## Source records
##########

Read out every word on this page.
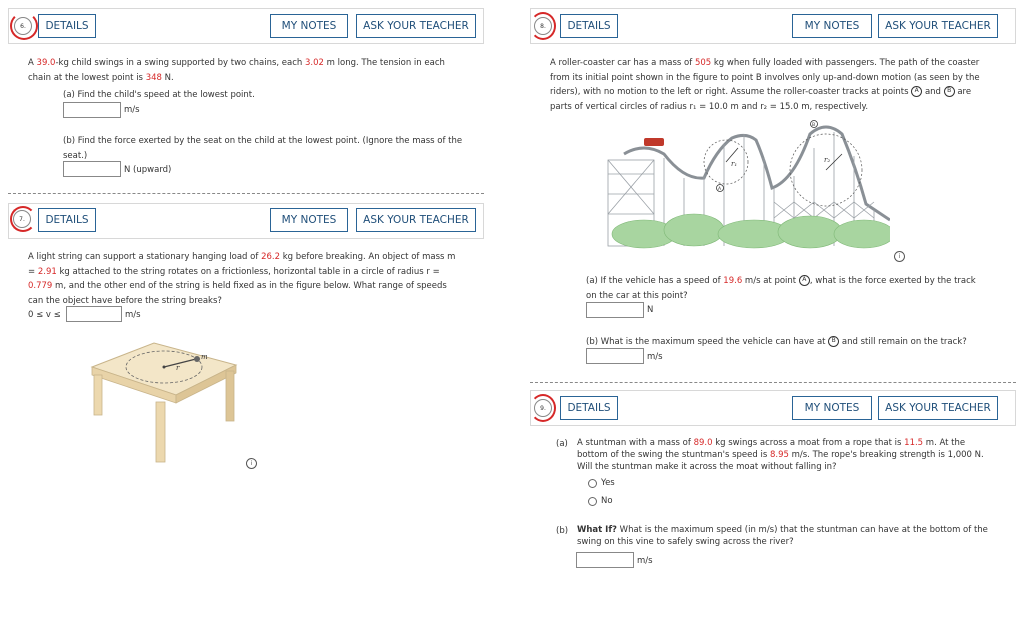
6.	DETAILS	MY NOTES	ASK YOUR TEACHER
A 39.0-kg child swings in a swing supported by two chains, each 3.02 m long. The tension in each
chain at the lowest point is 348 N.
(a) Find the child's speed at the lowest point.
m/s
(b) Find the force exerted by the seat on the child at the lowest point. (Ignore the mass of the
seat.)
N (upward)
7.	DETAILS	MY NOTES	ASK YOUR TEACHER
A light string can support a stationary hanging load of 26.2 kg before breaking. An object of mass m
= 2.91 kg attached to the string rotates on a frictionless, horizontal table in a circle of radius r =
0.779 m, and the other end of the string is held fixed as in the figure below. What range of speeds
can the object have before the string breaks?
0 ≤ v ≤	m/s
m
r
i
8.	DETAILS	MY NOTES	ASK YOUR TEACHER
A roller-coaster car has a mass of 505 kg when fully loaded with passengers. The path of the coaster
from its initial point shown in the figure to point B involves only up-and-down motion (as seen by the
riders), with no motion to the left or right. Assume the roller-coaster tracks at points A and B are
parts of vertical circles of radius r₁ = 10.0 m and r₂ = 15.0 m, respectively.
r₁	r₂
A
B
i
(a) If the vehicle has a speed of 19.6 m/s at point A , what is the force exerted by the track
on the car at this point?
N
(b) What is the maximum speed the vehicle can have at B and still remain on the track?
m/s
9.	DETAILS	MY NOTES	ASK YOUR TEACHER
(a) A stuntman with a mass of 89.0 kg swings across a moat from a rope that is 11.5 m. At the
bottom of the swing the stuntman's speed is 8.95 m/s. The rope's breaking strength is 1,000 N.
Will the stuntman make it across the moat without falling in?
Yes
No
(b) What If? What is the maximum speed (in m/s) that the stuntman can have at the bottom of the
swing on this vine to safely swing across the river?
m/s
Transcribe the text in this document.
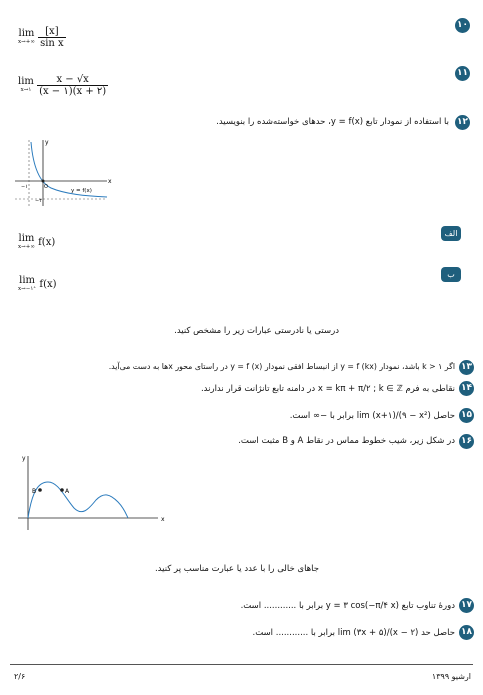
۱۰
lim
x→+∞
$\frac{[x]}{\text{sin x}}$
۱۱
lim
x→۱
$\frac{x - √x}{(x - ۱)(x + ۲)}$
۱۲
با استفاده از نمودار تابع y = f(x)، حدهای خواسته‌شده را بنویسید.
x
y
−۱	O
−۲
y = f(x)
الف
lim
x→+∞ f(x)
ب
lim
x→−۱⁺ f(x)
درستی یا نادرستی عبارات زیر را مشخص کنید.
۱۳
اگر k > ۱ باشد، نمودار y = f (kx) از انبساط افقی نمودار y = f (x) در راستای محور xها به دست می‌آید.
۱۴
نقاطی به فرم x = kπ + π/۲ ; k ∈ ℤ در دامنه تابع تانژانت قرار ندارند.
۱۵
حاصل lim (x+۱)/(۹ − x²) برابر با −∞ است.
۱۶
در شکل زیر، شیب خطوط مماس در نقاط A و B مثبت است.
B	A
x
y
جاهای خالی را با عدد یا عبارت مناسب پر کنید.
۱۷
دورهٔ تناوب تابع y = ۳ cos(−π/۴ x) برابر با ............ است.
۱۸
حاصل حد lim (۳x + ۵)/(x − ۲) برابر با ............ است.
۲/۶	ارشیو ۱۳۹۹
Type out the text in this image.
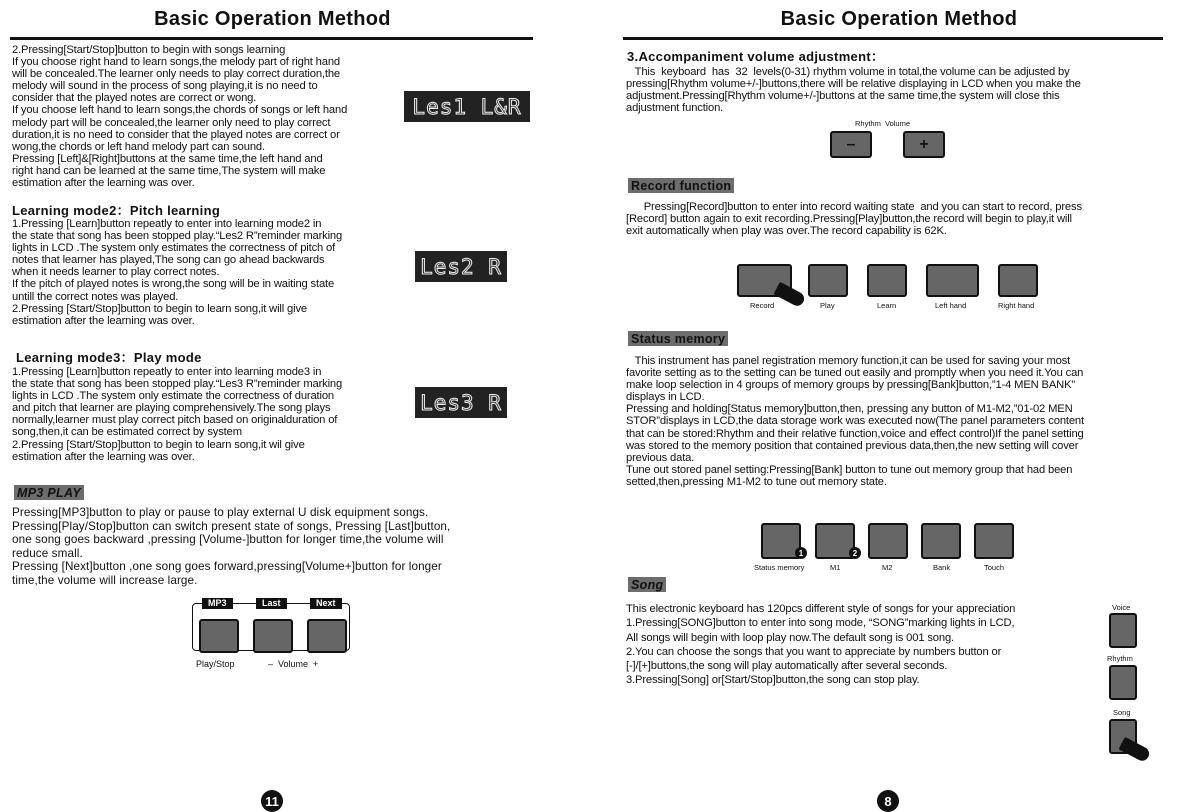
Basic Operation Method
2.Pressing[Start/Stop]button to begin with songs learning
If you choose right hand to learn songs,the melody part of right hand
will be concealed.The learner only needs to play correct duration,the
melody will sound in the process of song playing,it is no need to
consider that the played notes are correct or wong.
If you choose left hand to learn songs,the chords of songs or left hand
melody part will be concealed,the learner only need to play correct
duration,it is no need to consider that the played notes are correct or
wong,the chords or left hand melody part can sound.
Pressing [Left]&[Right]buttons at the same time,the left hand and
right hand can be learned at the same time,The system will make
estimation after the learning was over.
Les1 L&R
Learning mode2：Pitch learning
1.Pressing [Learn]button repeatly to enter into learning mode2 in
the state that song has been stopped play.“Les2 R”reminder marking
lights in LCD .The system only estimates the correctness of pitch of
notes that learner has played,The song can go ahead backwards
when it needs learner to play correct notes.
If the pitch of played notes is wrong,the song will be in waiting state
untill the correct notes was played.
2.Pressing [Start/Stop]button to begin to learn song,it will give
estimation after the learning was over.
Les2 R
Learning mode3：Play mode
1.Pressing [Learn]button repeatly to enter into learning mode3 in
the state that song has been stopped play.“Les3 R”reminder marking
lights in LCD .The system only estimate the correctness of duration
and pitch that learner are playing comprehensively.The song plays
normally,learner must play correct pitch based on originalduration of
song,then,it can be estimated correct by system
2.Pressing [Start/Stop]button to begin to learn song,it wil give
estimation after the learning was over.
Les3 R
MP3 PLAY
Pressing[MP3]button to play or pause to play external U disk equipment songs.
Pressing[Play/Stop]button can switch present state of songs, Pressing [Last]button,
one song goes backward ,pressing [Volume-]button for longer time,the volume will
reduce small.
Pressing [Next]button ,one song goes forward,pressing[Volume+]button for longer
time,the volume will increase large.
MP3	Last	Next
Play/Stop	–  Volume  +
11
Basic Operation Method
3.Accompaniment volume adjustment：
This  keyboard  has  32  levels(0-31) rhythm volume in total,the volume can be adjusted by
pressing[Rhythm volume+/-]buttons,there will be relative displaying in LCD when you make the
adjustment.Pressing[Rhythm volume+/-]buttons at the same time,the system will close this
adjustment function.
Rhythm  Volume
–	+
Record function
Pressing[Record]button to enter into record waiting state  and you can start to record, press
[Record] button again to exit recording.Pressing[Play]button,the record will begin to play,it will
exit automatically when play was over.The record capability is 62K.
Record	Play	Learn	Left hand	Right hand
Status memory
This instrument has panel registration memory function,it can be used for saving your most
favorite setting as to the setting can be tuned out easily and promptly when you need it.You can
make loop selection in 4 groups of memory groups by pressing[Bank]button,”1-4 MEN BANK”
displays in LCD.
Pressing and holding[Status memory]button,then, pressing any button of M1-M2,”01-02 MEN
STOR”displays in LCD,the data storage work was executed now(The panel parameters content
that can be stored:Rhythm and their relative function,voice and effect control)If the panel setting
was stored to the memory position that contained previous data,then,the new setting will cover
previous data.
Tune out stored panel setting:Pressing[Bank] button to tune out memory group that had been
setted,then,pressing M1-M2 to tune out memory state.
1	2
Status memory	M1	M2	Bank	Touch
Song
This electronic keyboard has 120pcs different style of songs for your appreciation
1.Pressing[SONG]button to enter into song mode, “SONG”marking lights in LCD,
All songs will begin with loop play now.The default song is 001 song.
2.You can choose the songs that you want to appreciate by numbers button or
[-]/[+]buttons,the song will play automatically after several seconds.
3.Pressing[Song] or[Start/Stop]button,the song can stop play.
Voice
Rhythm
Song
8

##########

## WHAT IS EXPECTED
Transcribe the material exactly, leaving every picture out.

## THE REPLY
Read out every word on this page.
6.	DETAILS	MY NOTES	ASK YOUR TEACHER
A 39.0-kg child swings in a swing supported by two chains, each 3.02 m long. The tension in each
chain at the lowest point is 348 N.
(a) Find the child's speed at the lowest point.
m/s
(b) Find the force exerted by the seat on the child at the lowest point. (Ignore the mass of the
seat.)
N (upward)
7.	DETAILS	MY NOTES	ASK YOUR TEACHER
A light string can support a stationary hanging load of 26.2 kg before breaking. An object of mass m
= 2.91 kg attached to the string rotates on a frictionless, horizontal table in a circle of radius r =
0.779 m, and the other end of the string is held fixed as in the figure below. What range of speeds
can the object have before the string breaks?
0 ≤ v ≤	m/s
m
r
i
8.	DETAILS	MY NOTES	ASK YOUR TEACHER
A roller-coaster car has a mass of 505 kg when fully loaded with passengers. The path of the coaster
from its initial point shown in the figure to point B involves only up-and-down motion (as seen by the
riders), with no motion to the left or right. Assume the roller-coaster tracks at points A and B are
parts of vertical circles of radius r₁ = 10.0 m and r₂ = 15.0 m, respectively.
r₁	r₂
A
B
i
(a) If the vehicle has a speed of 19.6 m/s at point A , what is the force exerted by the track
on the car at this point?
N
(b) What is the maximum speed the vehicle can have at B and still remain on the track?
m/s
9.	DETAILS	MY NOTES	ASK YOUR TEACHER
(a) A stuntman with a mass of 89.0 kg swings across a moat from a rope that is 11.5 m. At the
bottom of the swing the stuntman's speed is 8.95 m/s. The rope's breaking strength is 1,000 N.
Will the stuntman make it across the moat without falling in?
Yes
No
(b) What If? What is the maximum speed (in m/s) that the stuntman can have at the bottom of the
swing on this vine to safely swing across the river?
m/s
Transcribe the text in this document.
۱۰
lim
x→+∞
$\frac{[x]}{\text{sin x}}$
۱۱
lim
x→۱
$\frac{x - √x}{(x - ۱)(x + ۲)}$
۱۲
با استفاده از نمودار تابع y = f(x)، حدهای خواسته‌شده را بنویسید.
x
y
−۱	O
−۲
y = f(x)
الف
lim
x→+∞ f(x)
ب
lim
x→−۱⁺ f(x)
درستی یا نادرستی عبارات زیر را مشخص کنید.
۱۳
اگر k > ۱ باشد، نمودار y = f (kx) از انبساط افقی نمودار y = f (x) در راستای محور xها به دست می‌آید.
۱۴
نقاطی به فرم x = kπ + π/۲ ; k ∈ ℤ در دامنه تابع تانژانت قرار ندارند.
۱۵
حاصل lim (x+۱)/(۹ − x²) برابر با −∞ است.
۱۶
در شکل زیر، شیب خطوط مماس در نقاط A و B مثبت است.
B	A
x
y
جاهای خالی را با عدد یا عبارت مناسب پر کنید.
۱۷
دورهٔ تناوب تابع y = ۳ cos(−π/۴ x) برابر با ............ است.
۱۸
حاصل حد lim (۳x + ۵)/(x − ۲) برابر با ............ است.
۲/۶	ارشیو ۱۳۹۹
Type out the text in this image.
Basic Operation Method
2.Pressing[Start/Stop]button to begin with songs learning
If you choose right hand to learn songs,the melody part of right hand
will be concealed.The learner only needs to play correct duration,the
melody will sound in the process of song playing,it is no need to
consider that the played notes are correct or wong.
If you choose left hand to learn songs,the chords of songs or left hand
melody part will be concealed,the learner only need to play correct
duration,it is no need to consider that the played notes are correct or
wong,the chords or left hand melody part can sound.
Pressing [Left]&[Right]buttons at the same time,the left hand and
right hand can be learned at the same time,The system will make
estimation after the learning was over.
Les1 L&R
Learning mode2：Pitch learning
1.Pressing [Learn]button repeatly to enter into learning mode2 in
the state that song has been stopped play.“Les2 R”reminder marking
lights in LCD .The system only estimates the correctness of pitch of
notes that learner has played,The song can go ahead backwards
when it needs learner to play correct notes.
If the pitch of played notes is wrong,the song will be in waiting state
untill the correct notes was played.
2.Pressing [Start/Stop]button to begin to learn song,it will give
estimation after the learning was over.
Les2 R
Learning mode3：Play mode
1.Pressing [Learn]button repeatly to enter into learning mode3 in
the state that song has been stopped play.“Les3 R”reminder marking
lights in LCD .The system only estimate the correctness of duration
and pitch that learner are playing comprehensively.The song plays
normally,learner must play correct pitch based on originalduration of
song,then,it can be estimated correct by system
2.Pressing [Start/Stop]button to begin to learn song,it wil give
estimation after the learning was over.
Les3 R
MP3 PLAY
Pressing[MP3]button to play or pause to play external U disk equipment songs.
Pressing[Play/Stop]button can switch present state of songs, Pressing [Last]button,
one song goes backward ,pressing [Volume-]button for longer time,the volume will
reduce small.
Pressing [Next]button ,one song goes forward,pressing[Volume+]button for longer
time,the volume will increase large.
MP3	Last	Next
Play/Stop	–  Volume  +
11
Basic Operation Method
3.Accompaniment volume adjustment：
This  keyboard  has  32  levels(0-31) rhythm volume in total,the volume can be adjusted by
pressing[Rhythm volume+/-]buttons,there will be relative displaying in LCD when you make the
adjustment.Pressing[Rhythm volume+/-]buttons at the same time,the system will close this
adjustment function.
Rhythm  Volume
–	+
Record function
Pressing[Record]button to enter into record waiting state  and you can start to record, press
[Record] button again to exit recording.Pressing[Play]button,the record will begin to play,it will
exit automatically when play was over.The record capability is 62K.
Record	Play	Learn	Left hand	Right hand
Status memory
This instrument has panel registration memory function,it can be used for saving your most
favorite setting as to the setting can be tuned out easily and promptly when you need it.You can
make loop selection in 4 groups of memory groups by pressing[Bank]button,”1-4 MEN BANK”
displays in LCD.
Pressing and holding[Status memory]button,then, pressing any button of M1-M2,”01-02 MEN
STOR”displays in LCD,the data storage work was executed now(The panel parameters content
that can be stored:Rhythm and their relative function,voice and effect control)If the panel setting
was stored to the memory position that contained previous data,then,the new setting will cover
previous data.
Tune out stored panel setting:Pressing[Bank] button to tune out memory group that had been
setted,then,pressing M1-M2 to tune out memory state.
1	2
Status memory	M1	M2	Bank	Touch
Song
This electronic keyboard has 120pcs different style of songs for your appreciation
1.Pressing[SONG]button to enter into song mode, “SONG”marking lights in LCD,
All songs will begin with loop play now.The default song is 001 song.
2.You can choose the songs that you want to appreciate by numbers button or
[-]/[+]buttons,the song will play automatically after several seconds.
3.Pressing[Song] or[Start/Stop]button,the song can stop play.
Voice
Rhythm
Song
8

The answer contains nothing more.